-- What needs to be done --
Transcribe the material below exactly as it appears.

-- Records for the task --

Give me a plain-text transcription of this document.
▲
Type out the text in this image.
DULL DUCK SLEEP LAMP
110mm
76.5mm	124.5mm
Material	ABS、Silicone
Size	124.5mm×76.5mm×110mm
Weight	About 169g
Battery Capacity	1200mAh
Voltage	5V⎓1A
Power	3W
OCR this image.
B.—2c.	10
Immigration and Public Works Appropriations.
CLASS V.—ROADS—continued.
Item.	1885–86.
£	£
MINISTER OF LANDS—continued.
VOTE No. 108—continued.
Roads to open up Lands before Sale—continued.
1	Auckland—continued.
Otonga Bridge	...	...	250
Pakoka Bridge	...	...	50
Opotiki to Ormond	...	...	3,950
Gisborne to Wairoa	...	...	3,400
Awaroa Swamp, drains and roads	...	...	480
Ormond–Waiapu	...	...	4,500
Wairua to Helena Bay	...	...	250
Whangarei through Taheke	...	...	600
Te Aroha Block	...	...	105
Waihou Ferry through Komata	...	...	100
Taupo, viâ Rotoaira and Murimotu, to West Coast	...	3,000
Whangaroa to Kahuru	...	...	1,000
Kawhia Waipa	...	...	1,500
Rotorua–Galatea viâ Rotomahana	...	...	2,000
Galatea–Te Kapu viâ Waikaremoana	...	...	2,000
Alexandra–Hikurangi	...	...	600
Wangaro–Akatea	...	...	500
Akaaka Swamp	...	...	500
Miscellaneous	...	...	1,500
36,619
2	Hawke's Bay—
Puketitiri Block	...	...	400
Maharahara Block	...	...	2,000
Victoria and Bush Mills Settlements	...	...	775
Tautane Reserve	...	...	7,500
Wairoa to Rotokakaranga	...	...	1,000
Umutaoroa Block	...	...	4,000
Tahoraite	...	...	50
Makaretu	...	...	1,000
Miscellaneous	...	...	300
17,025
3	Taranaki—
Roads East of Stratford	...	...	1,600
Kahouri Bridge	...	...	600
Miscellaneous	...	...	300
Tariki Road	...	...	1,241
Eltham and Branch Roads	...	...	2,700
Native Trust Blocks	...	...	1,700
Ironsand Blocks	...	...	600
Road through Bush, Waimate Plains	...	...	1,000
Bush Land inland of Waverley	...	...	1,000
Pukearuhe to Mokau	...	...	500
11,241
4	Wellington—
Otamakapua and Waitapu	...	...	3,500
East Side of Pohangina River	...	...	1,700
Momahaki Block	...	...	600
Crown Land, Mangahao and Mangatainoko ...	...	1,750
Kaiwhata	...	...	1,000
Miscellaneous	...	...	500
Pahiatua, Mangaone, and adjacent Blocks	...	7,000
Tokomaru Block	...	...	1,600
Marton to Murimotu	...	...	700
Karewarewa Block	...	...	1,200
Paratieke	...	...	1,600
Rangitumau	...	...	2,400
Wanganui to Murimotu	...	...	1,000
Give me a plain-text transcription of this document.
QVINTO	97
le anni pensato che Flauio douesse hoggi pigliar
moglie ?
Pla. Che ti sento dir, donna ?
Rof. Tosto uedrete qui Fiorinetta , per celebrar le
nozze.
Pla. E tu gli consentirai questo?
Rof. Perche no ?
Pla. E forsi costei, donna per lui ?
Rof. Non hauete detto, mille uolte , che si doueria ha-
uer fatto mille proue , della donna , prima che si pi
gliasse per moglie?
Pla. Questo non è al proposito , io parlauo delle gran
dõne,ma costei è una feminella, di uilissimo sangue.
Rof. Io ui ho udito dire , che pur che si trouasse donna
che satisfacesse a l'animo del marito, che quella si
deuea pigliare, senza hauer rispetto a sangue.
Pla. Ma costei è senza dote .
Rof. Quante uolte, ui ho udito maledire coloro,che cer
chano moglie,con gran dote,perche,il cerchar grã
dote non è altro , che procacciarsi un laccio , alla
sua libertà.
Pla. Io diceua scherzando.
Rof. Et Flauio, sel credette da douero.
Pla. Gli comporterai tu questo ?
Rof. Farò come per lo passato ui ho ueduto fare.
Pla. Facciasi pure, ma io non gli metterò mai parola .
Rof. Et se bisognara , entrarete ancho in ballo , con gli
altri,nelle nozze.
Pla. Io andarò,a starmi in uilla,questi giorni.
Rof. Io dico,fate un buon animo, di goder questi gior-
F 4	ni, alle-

-- Final answer --
Give me a plain-text transcription of this document.
▲
Type out the text in this image.
DULL DUCK SLEEP LAMP
110mm
76.5mm	124.5mm
Material	ABS、Silicone
Size	124.5mm×76.5mm×110mm
Weight	About 169g
Battery Capacity	1200mAh
Voltage	5V⎓1A
Power	3W
OCR this image.
B.—2c.	10
Immigration and Public Works Appropriations.
CLASS V.—ROADS—continued.
Item.	1885–86.
£	£
MINISTER OF LANDS—continued.
VOTE No. 108—continued.
Roads to open up Lands before Sale—continued.
1	Auckland—continued.
Otonga Bridge	...	...	250
Pakoka Bridge	...	...	50
Opotiki to Ormond	...	...	3,950
Gisborne to Wairoa	...	...	3,400
Awaroa Swamp, drains and roads	...	...	480
Ormond–Waiapu	...	...	4,500
Wairua to Helena Bay	...	...	250
Whangarei through Taheke	...	...	600
Te Aroha Block	...	...	105
Waihou Ferry through Komata	...	...	100
Taupo, viâ Rotoaira and Murimotu, to West Coast	...	3,000
Whangaroa to Kahuru	...	...	1,000
Kawhia Waipa	...	...	1,500
Rotorua–Galatea viâ Rotomahana	...	...	2,000
Galatea–Te Kapu viâ Waikaremoana	...	...	2,000
Alexandra–Hikurangi	...	...	600
Wangaro–Akatea	...	...	500
Akaaka Swamp	...	...	500
Miscellaneous	...	...	1,500
36,619
2	Hawke's Bay—
Puketitiri Block	...	...	400
Maharahara Block	...	...	2,000
Victoria and Bush Mills Settlements	...	...	775
Tautane Reserve	...	...	7,500
Wairoa to Rotokakaranga	...	...	1,000
Umutaoroa Block	...	...	4,000
Tahoraite	...	...	50
Makaretu	...	...	1,000
Miscellaneous	...	...	300
17,025
3	Taranaki—
Roads East of Stratford	...	...	1,600
Kahouri Bridge	...	...	600
Miscellaneous	...	...	300
Tariki Road	...	...	1,241
Eltham and Branch Roads	...	...	2,700
Native Trust Blocks	...	...	1,700
Ironsand Blocks	...	...	600
Road through Bush, Waimate Plains	...	...	1,000
Bush Land inland of Waverley	...	...	1,000
Pukearuhe to Mokau	...	...	500
11,241
4	Wellington—
Otamakapua and Waitapu	...	...	3,500
East Side of Pohangina River	...	...	1,700
Momahaki Block	...	...	600
Crown Land, Mangahao and Mangatainoko ...	...	1,750
Kaiwhata	...	...	1,000
Miscellaneous	...	...	500
Pahiatua, Mangaone, and adjacent Blocks	...	7,000
Tokomaru Block	...	...	1,600
Marton to Murimotu	...	...	700
Karewarewa Block	...	...	1,200
Paratieke	...	...	1,600
Rangitumau	...	...	2,400
Wanganui to Murimotu	...	...	1,000
Give me a plain-text transcription of this document.
QVINTO	97
le anni pensato che Flauio douesse hoggi pigliar
moglie ?
Pla. Che ti sento dir, donna ?
Rof. Tosto uedrete qui Fiorinetta , per celebrar le
nozze.
Pla. E tu gli consentirai questo?
Rof. Perche no ?
Pla. E forsi costei, donna per lui ?
Rof. Non hauete detto, mille uolte , che si doueria ha-
uer fatto mille proue , della donna , prima che si pi
gliasse per moglie?
Pla. Questo non è al proposito , io parlauo delle gran
dõne,ma costei è una feminella, di uilissimo sangue.
Rof. Io ui ho udito dire , che pur che si trouasse donna
che satisfacesse a l'animo del marito, che quella si
deuea pigliare, senza hauer rispetto a sangue.
Pla. Ma costei è senza dote .
Rof. Quante uolte, ui ho udito maledire coloro,che cer
chano moglie,con gran dote,perche,il cerchar grã
dote non è altro , che procacciarsi un laccio , alla
sua libertà.
Pla. Io diceua scherzando.
Rof. Et Flauio, sel credette da douero.
Pla. Gli comporterai tu questo ?
Rof. Farò come per lo passato ui ho ueduto fare.
Pla. Facciasi pure, ma io non gli metterò mai parola .
Rof. Et se bisognara , entrarete ancho in ballo , con gli
altri,nelle nozze.
Pla. Io andarò,a starmi in uilla,questi giorni.
Rof. Io dico,fate un buon animo, di goder questi gior-
F 4	ni, alle-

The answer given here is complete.